ASSIGNMENT — Search the data below for the string "vaszkuláris". Extract every line that contains it.
********
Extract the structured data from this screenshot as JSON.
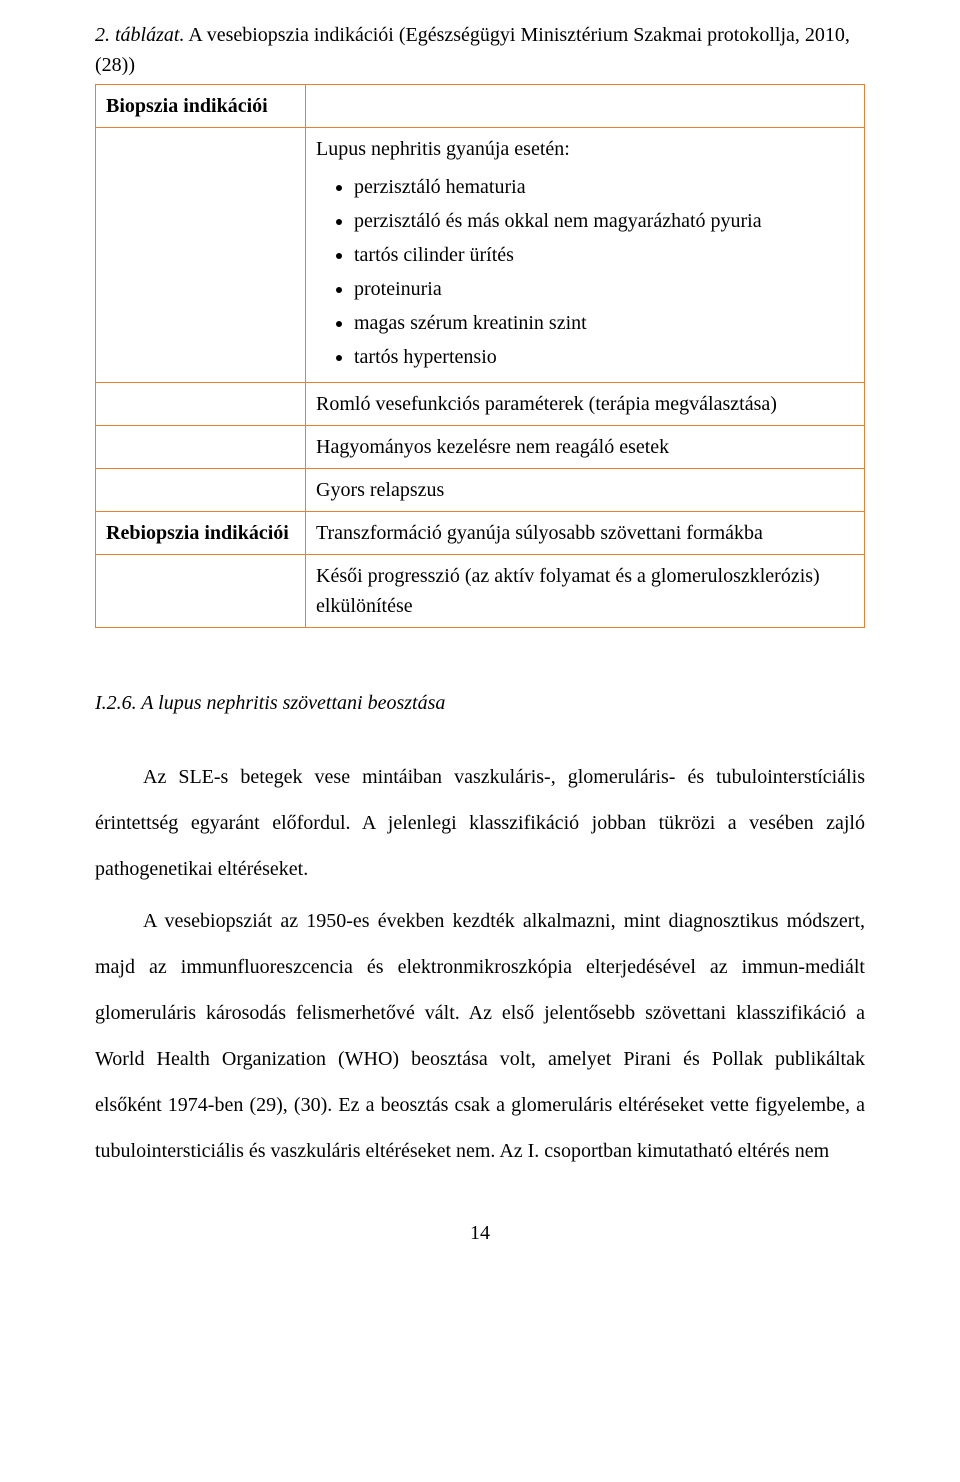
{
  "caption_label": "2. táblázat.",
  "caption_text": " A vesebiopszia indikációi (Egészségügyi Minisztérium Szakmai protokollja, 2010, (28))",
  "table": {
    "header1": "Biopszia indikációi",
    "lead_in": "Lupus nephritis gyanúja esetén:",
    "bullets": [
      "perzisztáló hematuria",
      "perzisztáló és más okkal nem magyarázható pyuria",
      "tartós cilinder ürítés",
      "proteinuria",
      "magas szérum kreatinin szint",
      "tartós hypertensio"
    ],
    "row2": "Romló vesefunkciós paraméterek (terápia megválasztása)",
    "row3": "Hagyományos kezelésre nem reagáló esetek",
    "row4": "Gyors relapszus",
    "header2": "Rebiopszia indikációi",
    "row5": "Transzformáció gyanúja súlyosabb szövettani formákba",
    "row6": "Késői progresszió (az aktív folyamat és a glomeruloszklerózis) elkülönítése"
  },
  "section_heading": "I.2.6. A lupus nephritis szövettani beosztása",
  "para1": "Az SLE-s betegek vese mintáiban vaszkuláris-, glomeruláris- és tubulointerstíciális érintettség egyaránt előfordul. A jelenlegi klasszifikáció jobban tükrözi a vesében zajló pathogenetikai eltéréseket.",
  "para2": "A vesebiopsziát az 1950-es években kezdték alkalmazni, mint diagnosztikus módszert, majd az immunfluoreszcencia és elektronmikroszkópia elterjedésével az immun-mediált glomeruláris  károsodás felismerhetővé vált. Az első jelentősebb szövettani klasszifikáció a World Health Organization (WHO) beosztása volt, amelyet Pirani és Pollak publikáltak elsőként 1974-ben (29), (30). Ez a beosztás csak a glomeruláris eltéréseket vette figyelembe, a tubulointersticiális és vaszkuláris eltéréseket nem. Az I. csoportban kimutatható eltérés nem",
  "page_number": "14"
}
********
RESULT BELOW —
  "para1": "Az SLE-s betegek vese mintáiban vaszkuláris-, glomeruláris- és tubulointerstíciális érintettség egyaránt előfordul. A jelenlegi klasszifikáció jobban tükrözi a vesében zajló pathogenetikai eltéréseket.",
  "para2": "A vesebiopsziát az 1950-es években kezdték alkalmazni, mint diagnosztikus módszert, majd az immunfluoreszcencia és elektronmikroszkópia elterjedésével az immun-mediált glomeruláris  károsodás felismerhetővé vált. Az első jelentősebb szövettani klasszifikáció a World Health Organization (WHO) beosztása volt, amelyet Pirani és Pollak publikáltak elsőként 1974-ben (29), (30). Ez a beosztás csak a glomeruláris eltéréseket vette figyelembe, a tubulointersticiális és vaszkuláris eltéréseket nem. Az I. csoportban kimutatható eltérés nem",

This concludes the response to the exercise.